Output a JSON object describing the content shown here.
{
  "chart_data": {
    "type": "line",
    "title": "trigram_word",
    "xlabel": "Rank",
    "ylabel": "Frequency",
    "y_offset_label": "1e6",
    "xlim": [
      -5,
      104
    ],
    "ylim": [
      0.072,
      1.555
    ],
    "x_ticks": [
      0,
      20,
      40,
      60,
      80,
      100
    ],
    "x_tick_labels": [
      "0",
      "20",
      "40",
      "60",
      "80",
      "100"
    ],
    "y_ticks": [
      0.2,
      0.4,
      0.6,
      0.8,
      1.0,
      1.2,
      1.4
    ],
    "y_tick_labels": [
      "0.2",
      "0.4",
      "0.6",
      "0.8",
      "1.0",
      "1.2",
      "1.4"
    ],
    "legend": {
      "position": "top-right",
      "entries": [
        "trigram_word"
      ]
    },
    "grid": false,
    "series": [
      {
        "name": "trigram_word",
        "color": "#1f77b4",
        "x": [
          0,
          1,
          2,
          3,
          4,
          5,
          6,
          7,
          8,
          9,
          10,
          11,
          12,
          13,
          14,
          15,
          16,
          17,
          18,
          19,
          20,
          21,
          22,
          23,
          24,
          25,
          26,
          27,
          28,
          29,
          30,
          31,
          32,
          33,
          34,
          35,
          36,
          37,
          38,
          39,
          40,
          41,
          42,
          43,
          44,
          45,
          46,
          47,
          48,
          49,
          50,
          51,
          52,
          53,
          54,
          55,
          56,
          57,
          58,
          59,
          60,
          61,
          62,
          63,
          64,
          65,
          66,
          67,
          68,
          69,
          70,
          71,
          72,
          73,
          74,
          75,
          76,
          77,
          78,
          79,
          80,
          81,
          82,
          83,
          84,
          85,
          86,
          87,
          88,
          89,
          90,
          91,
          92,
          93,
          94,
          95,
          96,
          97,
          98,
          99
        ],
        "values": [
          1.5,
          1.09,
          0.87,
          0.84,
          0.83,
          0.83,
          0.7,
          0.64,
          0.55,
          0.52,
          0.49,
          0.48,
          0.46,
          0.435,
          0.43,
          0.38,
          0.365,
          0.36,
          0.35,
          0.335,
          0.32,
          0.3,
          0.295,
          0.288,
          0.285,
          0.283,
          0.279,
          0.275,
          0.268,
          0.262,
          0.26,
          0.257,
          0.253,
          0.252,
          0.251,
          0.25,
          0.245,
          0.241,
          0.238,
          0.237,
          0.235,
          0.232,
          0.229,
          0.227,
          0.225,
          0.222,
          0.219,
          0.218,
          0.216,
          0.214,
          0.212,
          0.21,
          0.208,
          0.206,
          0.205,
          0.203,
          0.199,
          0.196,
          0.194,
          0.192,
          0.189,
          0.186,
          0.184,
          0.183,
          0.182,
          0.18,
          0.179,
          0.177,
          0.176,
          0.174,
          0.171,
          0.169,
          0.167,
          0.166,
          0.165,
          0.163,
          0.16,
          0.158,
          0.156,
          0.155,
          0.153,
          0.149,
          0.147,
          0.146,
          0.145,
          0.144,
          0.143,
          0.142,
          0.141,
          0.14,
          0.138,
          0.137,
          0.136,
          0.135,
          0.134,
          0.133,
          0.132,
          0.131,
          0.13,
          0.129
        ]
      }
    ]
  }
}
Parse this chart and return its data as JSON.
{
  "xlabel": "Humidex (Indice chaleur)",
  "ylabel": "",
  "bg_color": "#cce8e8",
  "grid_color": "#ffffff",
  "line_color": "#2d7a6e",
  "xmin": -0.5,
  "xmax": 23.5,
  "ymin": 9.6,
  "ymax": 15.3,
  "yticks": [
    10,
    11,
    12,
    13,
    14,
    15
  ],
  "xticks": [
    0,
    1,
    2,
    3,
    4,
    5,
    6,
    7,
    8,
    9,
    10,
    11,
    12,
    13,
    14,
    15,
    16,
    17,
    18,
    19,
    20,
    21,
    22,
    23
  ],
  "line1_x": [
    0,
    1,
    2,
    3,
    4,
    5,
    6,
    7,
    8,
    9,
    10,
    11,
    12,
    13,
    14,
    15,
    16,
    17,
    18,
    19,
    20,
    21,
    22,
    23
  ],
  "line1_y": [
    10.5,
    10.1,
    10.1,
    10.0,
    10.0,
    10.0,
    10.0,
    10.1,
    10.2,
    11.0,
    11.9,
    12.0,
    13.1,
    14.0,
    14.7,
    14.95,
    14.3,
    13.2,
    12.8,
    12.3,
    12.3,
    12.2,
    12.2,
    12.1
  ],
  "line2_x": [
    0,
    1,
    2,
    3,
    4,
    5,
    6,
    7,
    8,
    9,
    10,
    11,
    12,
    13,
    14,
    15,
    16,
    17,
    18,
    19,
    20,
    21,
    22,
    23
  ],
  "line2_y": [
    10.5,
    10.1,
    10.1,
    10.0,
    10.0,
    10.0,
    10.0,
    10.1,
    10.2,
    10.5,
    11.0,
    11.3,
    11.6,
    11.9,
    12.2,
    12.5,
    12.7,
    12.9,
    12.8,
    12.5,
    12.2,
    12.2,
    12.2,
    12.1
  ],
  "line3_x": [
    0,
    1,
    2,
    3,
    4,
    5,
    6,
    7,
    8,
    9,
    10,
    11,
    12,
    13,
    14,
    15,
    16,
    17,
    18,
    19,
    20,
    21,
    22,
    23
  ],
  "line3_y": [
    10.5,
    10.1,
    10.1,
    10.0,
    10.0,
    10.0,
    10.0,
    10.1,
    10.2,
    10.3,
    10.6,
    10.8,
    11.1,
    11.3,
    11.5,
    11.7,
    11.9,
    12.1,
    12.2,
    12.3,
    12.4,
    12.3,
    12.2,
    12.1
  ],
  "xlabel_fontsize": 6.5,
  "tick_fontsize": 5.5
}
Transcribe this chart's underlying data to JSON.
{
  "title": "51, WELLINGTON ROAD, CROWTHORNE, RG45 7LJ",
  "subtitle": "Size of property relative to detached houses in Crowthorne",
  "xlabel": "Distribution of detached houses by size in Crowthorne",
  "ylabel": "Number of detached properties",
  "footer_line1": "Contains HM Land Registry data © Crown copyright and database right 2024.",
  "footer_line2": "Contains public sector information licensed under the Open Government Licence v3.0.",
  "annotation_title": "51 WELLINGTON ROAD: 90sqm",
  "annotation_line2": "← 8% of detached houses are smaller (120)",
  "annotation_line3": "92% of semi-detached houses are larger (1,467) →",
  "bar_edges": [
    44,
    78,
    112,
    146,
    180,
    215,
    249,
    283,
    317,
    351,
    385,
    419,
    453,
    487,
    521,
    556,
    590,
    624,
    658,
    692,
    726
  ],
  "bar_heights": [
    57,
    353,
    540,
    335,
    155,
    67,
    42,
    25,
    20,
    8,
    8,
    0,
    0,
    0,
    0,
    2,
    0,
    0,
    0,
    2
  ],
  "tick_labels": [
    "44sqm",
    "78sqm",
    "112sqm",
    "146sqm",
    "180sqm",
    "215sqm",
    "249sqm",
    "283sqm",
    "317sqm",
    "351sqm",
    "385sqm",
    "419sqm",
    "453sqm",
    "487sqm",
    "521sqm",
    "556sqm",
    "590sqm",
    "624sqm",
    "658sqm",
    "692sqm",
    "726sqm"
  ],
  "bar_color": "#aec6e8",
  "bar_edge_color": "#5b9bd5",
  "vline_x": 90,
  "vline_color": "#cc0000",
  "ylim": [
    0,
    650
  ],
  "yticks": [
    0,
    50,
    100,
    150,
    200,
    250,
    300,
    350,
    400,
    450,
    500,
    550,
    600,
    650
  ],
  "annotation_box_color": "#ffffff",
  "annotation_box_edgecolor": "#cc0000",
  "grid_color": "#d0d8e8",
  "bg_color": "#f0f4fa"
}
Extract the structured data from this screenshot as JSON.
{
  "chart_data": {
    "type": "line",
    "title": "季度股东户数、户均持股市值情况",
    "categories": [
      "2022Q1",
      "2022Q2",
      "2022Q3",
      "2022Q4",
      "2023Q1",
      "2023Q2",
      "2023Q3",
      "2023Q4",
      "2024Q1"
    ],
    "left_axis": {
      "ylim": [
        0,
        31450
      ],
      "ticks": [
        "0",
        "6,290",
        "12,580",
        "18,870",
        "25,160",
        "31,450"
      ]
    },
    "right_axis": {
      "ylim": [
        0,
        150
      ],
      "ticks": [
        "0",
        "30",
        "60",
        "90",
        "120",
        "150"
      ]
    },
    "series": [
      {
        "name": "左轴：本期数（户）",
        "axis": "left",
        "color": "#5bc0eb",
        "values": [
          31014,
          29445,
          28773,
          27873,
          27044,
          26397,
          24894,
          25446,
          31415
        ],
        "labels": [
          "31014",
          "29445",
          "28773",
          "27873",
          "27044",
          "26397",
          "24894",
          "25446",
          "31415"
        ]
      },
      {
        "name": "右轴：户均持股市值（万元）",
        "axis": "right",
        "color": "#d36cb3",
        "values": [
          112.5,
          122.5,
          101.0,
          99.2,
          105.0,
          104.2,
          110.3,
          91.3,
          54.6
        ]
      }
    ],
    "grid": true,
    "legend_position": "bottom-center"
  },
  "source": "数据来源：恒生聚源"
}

== Instructions to follow ==
Give exactly the lines from the one with "Extract the structured" to the end of the entries, nothing before them.

== Result below ==
Extract the structured data from this screenshot as JSON.
{
  "chart_data": {
    "type": "line",
    "title": "季度股东户数、户均持股市值情况",
    "categories": [
      "2022Q1",
      "2022Q2",
      "2022Q3",
      "2022Q4",
      "2023Q1",
      "2023Q2",
      "2023Q3",
      "2023Q4",
      "2024Q1"
    ],
    "left_axis": {
      "ylim": [
        0,
        31450
      ],
      "ticks": [
        "0",
        "6,290",
        "12,580",
        "18,870",
        "25,160",
        "31,450"
      ]
    },
    "right_axis": {
      "ylim": [
        0,
        150
      ],
      "ticks": [
        "0",
        "30",
        "60",
        "90",
        "120",
        "150"
      ]
    },
    "series": [
      {
        "name": "左轴：本期数（户）",
        "axis": "left",
        "color": "#5bc0eb",
        "values": [
          31014,
          29445,
          28773,
          27873,
          27044,
          26397,
          24894,
          25446,
          31415
        ],
        "labels": [
          "31014",
          "29445",
          "28773",
          "27873",
          "27044",
          "26397",
          "24894",
          "25446",
          "31415"
        ]
      },
      {
        "name": "右轴：户均持股市值（万元）",
        "axis": "right",
        "color": "#d36cb3",
        "values": [
          112.5,
          122.5,
          101.0,
          99.2,
          105.0,
          104.2,
          110.3,
          91.3,
          54.6
        ]
      }
    ],
    "grid": true,
    "legend_position": "bottom-center"
  },
  "source": "数据来源：恒生聚源"
}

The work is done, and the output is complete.